## GIVEN REQUEST
Each line that follows should be printed again exactly as it stands.

▼▼▼

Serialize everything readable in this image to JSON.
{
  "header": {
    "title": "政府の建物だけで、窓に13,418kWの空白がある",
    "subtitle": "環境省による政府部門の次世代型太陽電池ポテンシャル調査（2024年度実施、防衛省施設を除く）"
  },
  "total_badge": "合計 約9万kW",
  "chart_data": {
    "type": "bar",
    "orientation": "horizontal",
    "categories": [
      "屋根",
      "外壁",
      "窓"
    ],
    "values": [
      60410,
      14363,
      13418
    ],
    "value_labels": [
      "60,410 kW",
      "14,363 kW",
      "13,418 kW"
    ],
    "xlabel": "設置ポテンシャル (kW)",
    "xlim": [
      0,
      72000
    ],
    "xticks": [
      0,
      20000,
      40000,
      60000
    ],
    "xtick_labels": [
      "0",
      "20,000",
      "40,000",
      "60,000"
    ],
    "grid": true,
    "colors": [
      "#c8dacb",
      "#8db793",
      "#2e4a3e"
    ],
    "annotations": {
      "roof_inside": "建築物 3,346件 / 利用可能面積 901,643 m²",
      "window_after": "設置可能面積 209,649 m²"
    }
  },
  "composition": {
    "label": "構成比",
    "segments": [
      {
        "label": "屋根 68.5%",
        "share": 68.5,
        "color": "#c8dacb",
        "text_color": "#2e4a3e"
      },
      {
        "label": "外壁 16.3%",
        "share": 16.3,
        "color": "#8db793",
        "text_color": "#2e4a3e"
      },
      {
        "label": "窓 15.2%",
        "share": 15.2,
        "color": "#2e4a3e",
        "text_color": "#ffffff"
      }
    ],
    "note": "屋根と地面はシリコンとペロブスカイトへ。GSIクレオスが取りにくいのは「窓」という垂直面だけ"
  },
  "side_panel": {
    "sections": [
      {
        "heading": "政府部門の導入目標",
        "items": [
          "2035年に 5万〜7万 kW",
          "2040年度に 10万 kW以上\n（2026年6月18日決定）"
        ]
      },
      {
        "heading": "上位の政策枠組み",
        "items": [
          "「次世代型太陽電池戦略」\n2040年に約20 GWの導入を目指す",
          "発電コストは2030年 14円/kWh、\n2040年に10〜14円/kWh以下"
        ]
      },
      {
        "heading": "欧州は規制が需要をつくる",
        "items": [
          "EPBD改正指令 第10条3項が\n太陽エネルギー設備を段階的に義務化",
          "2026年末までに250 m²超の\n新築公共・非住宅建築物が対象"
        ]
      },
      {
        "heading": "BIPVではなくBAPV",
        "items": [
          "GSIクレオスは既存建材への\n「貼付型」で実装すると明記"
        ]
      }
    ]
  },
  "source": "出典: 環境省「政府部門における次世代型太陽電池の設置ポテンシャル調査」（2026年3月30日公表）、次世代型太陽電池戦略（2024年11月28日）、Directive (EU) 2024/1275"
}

▲▲▲

## FULL RESPONSE
Serialize everything readable in this image to JSON.
{
  "header": {
    "title": "政府の建物だけで、窓に13,418kWの空白がある",
    "subtitle": "環境省による政府部門の次世代型太陽電池ポテンシャル調査（2024年度実施、防衛省施設を除く）"
  },
  "total_badge": "合計 約9万kW",
  "chart_data": {
    "type": "bar",
    "orientation": "horizontal",
    "categories": [
      "屋根",
      "外壁",
      "窓"
    ],
    "values": [
      60410,
      14363,
      13418
    ],
    "value_labels": [
      "60,410 kW",
      "14,363 kW",
      "13,418 kW"
    ],
    "xlabel": "設置ポテンシャル (kW)",
    "xlim": [
      0,
      72000
    ],
    "xticks": [
      0,
      20000,
      40000,
      60000
    ],
    "xtick_labels": [
      "0",
      "20,000",
      "40,000",
      "60,000"
    ],
    "grid": true,
    "colors": [
      "#c8dacb",
      "#8db793",
      "#2e4a3e"
    ],
    "annotations": {
      "roof_inside": "建築物 3,346件 / 利用可能面積 901,643 m²",
      "window_after": "設置可能面積 209,649 m²"
    }
  },
  "composition": {
    "label": "構成比",
    "segments": [
      {
        "label": "屋根 68.5%",
        "share": 68.5,
        "color": "#c8dacb",
        "text_color": "#2e4a3e"
      },
      {
        "label": "外壁 16.3%",
        "share": 16.3,
        "color": "#8db793",
        "text_color": "#2e4a3e"
      },
      {
        "label": "窓 15.2%",
        "share": 15.2,
        "color": "#2e4a3e",
        "text_color": "#ffffff"
      }
    ],
    "note": "屋根と地面はシリコンとペロブスカイトへ。GSIクレオスが取りにくいのは「窓」という垂直面だけ"
  },
  "side_panel": {
    "sections": [
      {
        "heading": "政府部門の導入目標",
        "items": [
          "2035年に 5万〜7万 kW",
          "2040年度に 10万 kW以上\n（2026年6月18日決定）"
        ]
      },
      {
        "heading": "上位の政策枠組み",
        "items": [
          "「次世代型太陽電池戦略」\n2040年に約20 GWの導入を目指す",
          "発電コストは2030年 14円/kWh、\n2040年に10〜14円/kWh以下"
        ]
      },
      {
        "heading": "欧州は規制が需要をつくる",
        "items": [
          "EPBD改正指令 第10条3項が\n太陽エネルギー設備を段階的に義務化",
          "2026年末までに250 m²超の\n新築公共・非住宅建築物が対象"
        ]
      },
      {
        "heading": "BIPVではなくBAPV",
        "items": [
          "GSIクレオスは既存建材への\n「貼付型」で実装すると明記"
        ]
      }
    ]
  },
  "source": "出典: 環境省「政府部門における次世代型太陽電池の設置ポテンシャル調査」（2026年3月30日公表）、次世代型太陽電池戦略（2024年11月28日）、Directive (EU) 2024/1275"
}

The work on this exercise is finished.